Analytical CDF Solutions for Primary Censored Distributions
This tutorial demonstrates the analytical CDF solutions available in CensoredDistributions.jl. These analytical solutions provide significant performance improvements over numerical integration whilst maintaining machine precision accuracy.
Overview
Primary event censoring occurs when the exact time of an initiating event is unknown but falls within a known window. The observed time is the sum of:
The primary event time (uncertain, within a window)
A delay from the primary event to observation
CensoredDistributions.jl provides analytical solutions for certain distribution combinations, automatically using them when available for optimal performance.
Currently Supported Analytical Solutions
| Delay Distribution | Primary Distribution | Status |
|---|---|---|
| Gamma | Uniform | Analytical |
| LogNormal | Uniform | Analytical |
| Weibull | Uniform | Analytical |
| Others | Any | Numerical |
These analytical solutions are based on the mathematical derivations implemented in the primarycensored R package, with detailed mathematical formulations available in their analytical solutions vignette.
Packages used
using CensoredDistributions
using Distributions
using BenchmarkTools
using Plots
using StatsPlots
using DataFramesMeta
using Printf
using Statistics
using IntegralsAutomatic Method Selection
CensoredDistributions.jl automatically selects the appropriate method:
Analytical solutions when available (optimal performance)
Numerical integration as fallback
Let's see this in action with a Gamma distribution:
# Create a Gamma distribution for delays
gamma_delay = Gamma(2.0, 3.0)
# Primary event window (uniform over 1 day)
primary_uniform = Uniform(0.0, 1.0)
# Default: uses analytical solution for Gamma
pc_gamma_analytical = primary_censored(
gamma_delay, primary_uniform
)

-=-=-

WRITTEN REQUEST 1
According to the table in the tutorial on analytical CDF solutions, which delay distributions have the status "Analytical"?
The records that follow bear no relation to the tutorial.

-=-=-

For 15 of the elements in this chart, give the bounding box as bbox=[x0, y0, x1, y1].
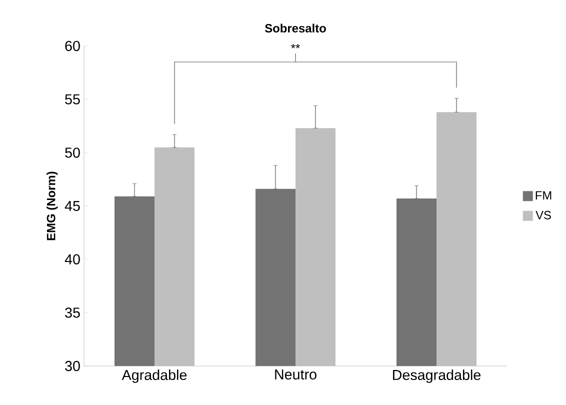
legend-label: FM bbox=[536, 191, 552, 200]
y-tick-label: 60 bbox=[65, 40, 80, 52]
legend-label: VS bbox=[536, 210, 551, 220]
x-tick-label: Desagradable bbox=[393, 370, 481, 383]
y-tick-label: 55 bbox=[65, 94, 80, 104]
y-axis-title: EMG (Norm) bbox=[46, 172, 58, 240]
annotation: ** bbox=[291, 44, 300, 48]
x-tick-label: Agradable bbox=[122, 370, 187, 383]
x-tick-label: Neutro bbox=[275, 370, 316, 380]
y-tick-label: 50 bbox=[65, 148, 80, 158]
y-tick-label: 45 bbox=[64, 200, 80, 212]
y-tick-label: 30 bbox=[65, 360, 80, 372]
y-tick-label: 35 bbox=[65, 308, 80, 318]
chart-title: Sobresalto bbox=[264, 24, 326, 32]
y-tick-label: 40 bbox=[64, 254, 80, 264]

-=-=-

WRITTEN REQUEST 2
Arrange the lines of the records as a JSON list of strings, one string per line. Begin at the line that contains "legend-label: FM bbox=[536, 191, 552, 200]" and stop after the line that contains "x-tick-label: Agradable bbox=[122, 370, 187, 383]".

FULL RESPONSE 1
Gamma, LogNormal, Weibull

FULL RESPONSE 2
[
  "legend-label: FM bbox=[536, 191, 552, 200]",
  "y-tick-label: 60 bbox=[65, 40, 80, 52]",
  "legend-label: VS bbox=[536, 210, 551, 220]",
  "x-tick-label: Desagradable bbox=[393, 370, 481, 383]",
  "y-tick-label: 55 bbox=[65, 94, 80, 104]",
  "y-axis-title: EMG (Norm) bbox=[46, 172, 58, 240]",
  "annotation: ** bbox=[291, 44, 300, 48]",
  "x-tick-label: Agradable bbox=[122, 370, 187, 383]"
]